◆ Problem statement ◆
Search the material for "δεσμεύονται" and show all lines that contain it.

**** Exercise materials

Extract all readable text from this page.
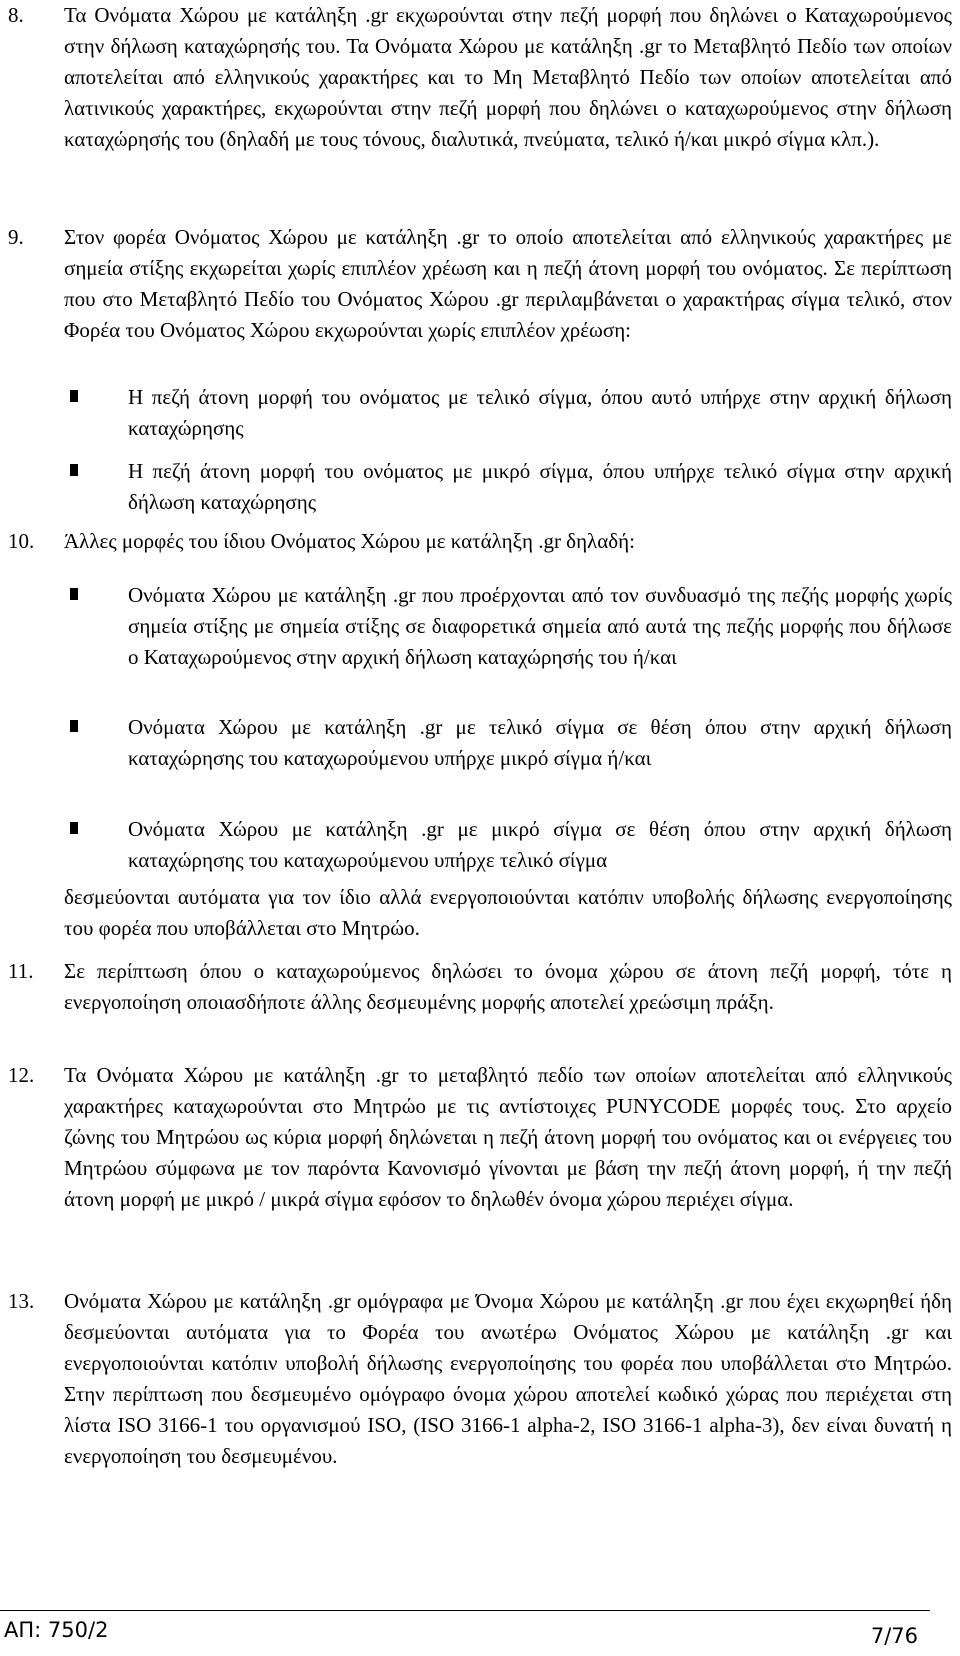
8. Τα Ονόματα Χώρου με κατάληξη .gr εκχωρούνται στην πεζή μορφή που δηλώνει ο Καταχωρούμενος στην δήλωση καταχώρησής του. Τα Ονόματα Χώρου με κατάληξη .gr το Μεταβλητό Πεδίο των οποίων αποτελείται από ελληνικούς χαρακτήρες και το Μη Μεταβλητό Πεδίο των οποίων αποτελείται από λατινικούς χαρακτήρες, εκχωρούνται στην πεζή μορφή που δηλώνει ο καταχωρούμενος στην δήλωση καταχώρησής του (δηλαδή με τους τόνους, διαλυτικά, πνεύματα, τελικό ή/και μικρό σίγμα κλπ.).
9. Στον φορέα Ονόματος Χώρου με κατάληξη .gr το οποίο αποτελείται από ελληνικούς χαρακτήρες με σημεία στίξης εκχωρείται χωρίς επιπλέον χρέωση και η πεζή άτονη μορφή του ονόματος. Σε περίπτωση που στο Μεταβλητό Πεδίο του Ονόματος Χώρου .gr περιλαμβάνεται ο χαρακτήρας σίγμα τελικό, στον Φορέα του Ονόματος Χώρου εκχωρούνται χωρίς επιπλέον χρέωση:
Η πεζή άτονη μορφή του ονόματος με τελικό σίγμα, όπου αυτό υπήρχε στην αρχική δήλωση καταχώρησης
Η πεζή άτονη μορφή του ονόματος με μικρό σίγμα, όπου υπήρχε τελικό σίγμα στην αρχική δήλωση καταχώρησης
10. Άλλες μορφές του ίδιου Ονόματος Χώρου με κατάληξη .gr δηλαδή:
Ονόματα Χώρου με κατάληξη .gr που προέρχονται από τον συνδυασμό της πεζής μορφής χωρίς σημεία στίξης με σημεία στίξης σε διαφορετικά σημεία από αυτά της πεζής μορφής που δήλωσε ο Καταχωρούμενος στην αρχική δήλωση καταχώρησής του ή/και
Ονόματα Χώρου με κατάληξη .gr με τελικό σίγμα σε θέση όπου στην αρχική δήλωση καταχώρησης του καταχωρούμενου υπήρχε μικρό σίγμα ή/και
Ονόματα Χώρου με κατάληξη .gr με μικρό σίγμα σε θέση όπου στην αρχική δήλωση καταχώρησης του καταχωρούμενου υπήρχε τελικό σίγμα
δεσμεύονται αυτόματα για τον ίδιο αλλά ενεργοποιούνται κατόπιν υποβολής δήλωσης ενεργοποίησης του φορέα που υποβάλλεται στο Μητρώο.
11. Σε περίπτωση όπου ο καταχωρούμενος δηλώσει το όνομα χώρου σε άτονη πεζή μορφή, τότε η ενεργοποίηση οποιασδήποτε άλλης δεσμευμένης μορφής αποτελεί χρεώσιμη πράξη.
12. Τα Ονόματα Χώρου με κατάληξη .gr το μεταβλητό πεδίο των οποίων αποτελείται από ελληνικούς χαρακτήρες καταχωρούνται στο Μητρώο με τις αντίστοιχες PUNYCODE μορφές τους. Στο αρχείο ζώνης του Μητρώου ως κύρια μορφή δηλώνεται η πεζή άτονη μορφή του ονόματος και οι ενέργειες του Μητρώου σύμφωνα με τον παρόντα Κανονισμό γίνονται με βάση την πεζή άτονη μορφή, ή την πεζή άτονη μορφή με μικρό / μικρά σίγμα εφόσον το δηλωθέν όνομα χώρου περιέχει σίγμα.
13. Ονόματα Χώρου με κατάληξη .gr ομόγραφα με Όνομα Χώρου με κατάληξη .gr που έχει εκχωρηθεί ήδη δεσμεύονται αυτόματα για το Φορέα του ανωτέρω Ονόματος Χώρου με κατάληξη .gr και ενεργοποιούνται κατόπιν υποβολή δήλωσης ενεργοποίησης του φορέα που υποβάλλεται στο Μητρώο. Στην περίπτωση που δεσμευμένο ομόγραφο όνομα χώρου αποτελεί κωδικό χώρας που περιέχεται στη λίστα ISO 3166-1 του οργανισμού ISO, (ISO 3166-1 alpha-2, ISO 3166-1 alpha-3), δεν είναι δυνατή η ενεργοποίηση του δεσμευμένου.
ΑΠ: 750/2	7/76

********

◆ Response ◆
δεσμεύονται αυτόματα για τον ίδιο αλλά ενεργοποιούνται κατόπιν υποβολής δήλωσης ενεργοποίησης του φορέα που υποβάλλεται στο Μητρώο.
13. Ονόματα Χώρου με κατάληξη .gr ομόγραφα με Όνομα Χώρου με κατάληξη .gr που έχει εκχωρηθεί ήδη δεσμεύονται αυτόματα για το Φορέα του ανωτέρω Ονόματος Χώρου με κατάληξη .gr και ενεργοποιούνται κατόπιν υποβολή δήλωσης ενεργοποίησης του φορέα που υποβάλλεται στο Μητρώο. Στην περίπτωση που δεσμευμένο ομόγραφο όνομα χώρου αποτελεί κωδικό χώρας που περιέχεται στη λίστα ISO 3166-1 του οργανισμού ISO, (ISO 3166-1 alpha-2, ISO 3166-1 alpha-3), δεν είναι δυνατή η ενεργοποίηση του δεσμευμένου.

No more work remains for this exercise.